=== STATED PROBLEM ===
Make an exact copy of each entry, leaving out every picture.

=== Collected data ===
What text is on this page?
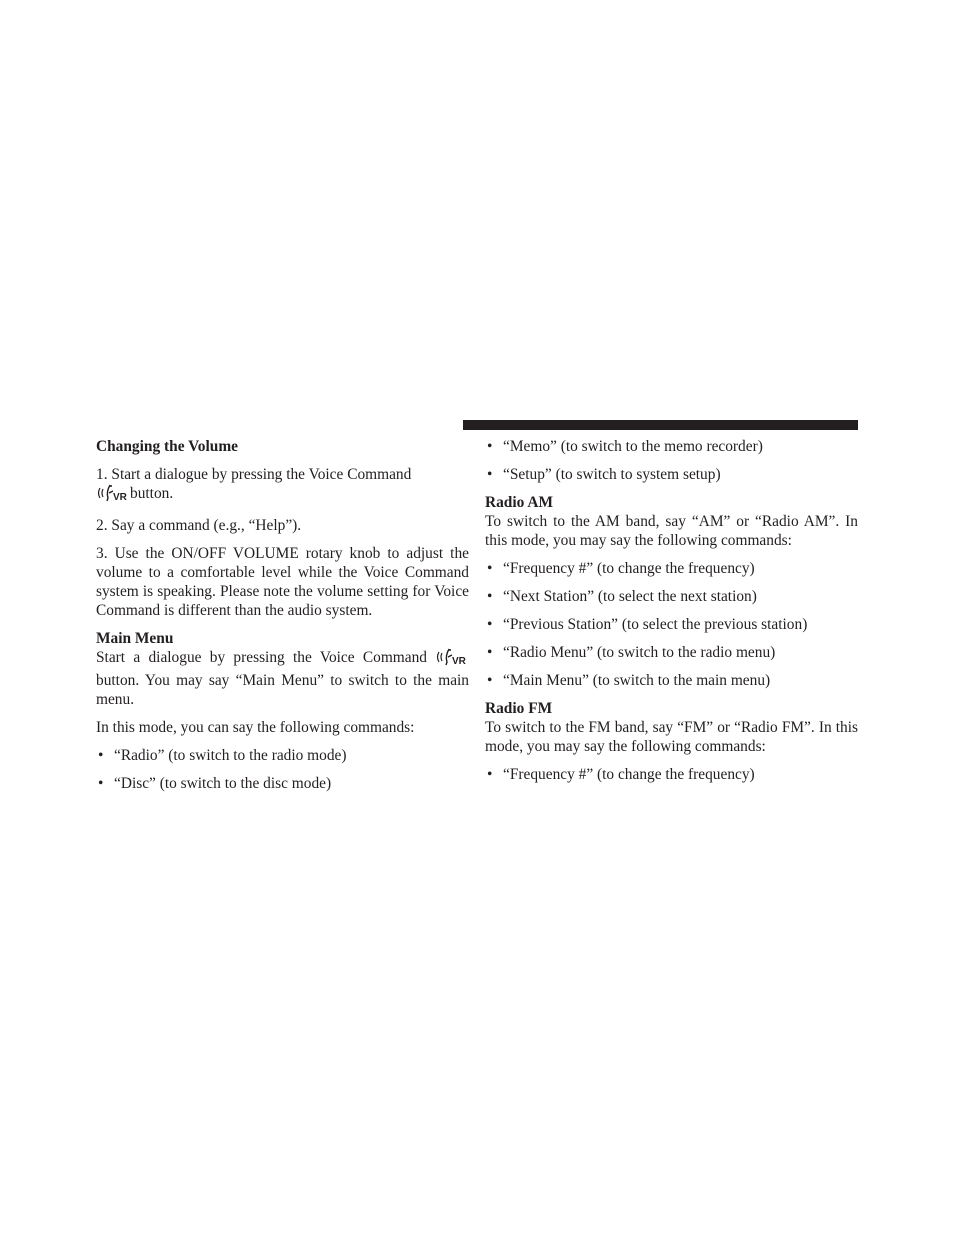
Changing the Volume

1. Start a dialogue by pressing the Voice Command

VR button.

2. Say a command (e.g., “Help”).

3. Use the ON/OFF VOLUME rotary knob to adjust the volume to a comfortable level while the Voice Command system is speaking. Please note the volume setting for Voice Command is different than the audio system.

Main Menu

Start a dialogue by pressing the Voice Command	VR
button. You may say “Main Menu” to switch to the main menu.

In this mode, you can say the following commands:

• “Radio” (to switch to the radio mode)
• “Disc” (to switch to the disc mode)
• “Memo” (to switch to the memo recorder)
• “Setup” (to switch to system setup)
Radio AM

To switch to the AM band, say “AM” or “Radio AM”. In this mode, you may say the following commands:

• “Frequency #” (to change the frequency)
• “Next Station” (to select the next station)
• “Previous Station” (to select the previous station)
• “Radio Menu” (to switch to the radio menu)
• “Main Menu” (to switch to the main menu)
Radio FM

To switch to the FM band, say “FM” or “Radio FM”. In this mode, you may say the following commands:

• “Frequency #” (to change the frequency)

=== COMPLETED TASK ===
What text is on this page?
Changing the Volume

1. Start a dialogue by pressing the Voice Command

VR button.

2. Say a command (e.g., “Help”).

3. Use the ON/OFF VOLUME rotary knob to adjust the volume to a comfortable level while the Voice Command system is speaking. Please note the volume setting for Voice Command is different than the audio system.

Main Menu

Start a dialogue by pressing the Voice Command	VR
button. You may say “Main Menu” to switch to the main menu.

In this mode, you can say the following commands:

• “Radio” (to switch to the radio mode)
• “Disc” (to switch to the disc mode)
• “Memo” (to switch to the memo recorder)
• “Setup” (to switch to system setup)
Radio AM

To switch to the AM band, say “AM” or “Radio AM”. In this mode, you may say the following commands:

• “Frequency #” (to change the frequency)
• “Next Station” (to select the next station)
• “Previous Station” (to select the previous station)
• “Radio Menu” (to switch to the radio menu)
• “Main Menu” (to switch to the main menu)
Radio FM

To switch to the FM band, say “FM” or “Radio FM”. In this mode, you may say the following commands:

• “Frequency #” (to change the frequency)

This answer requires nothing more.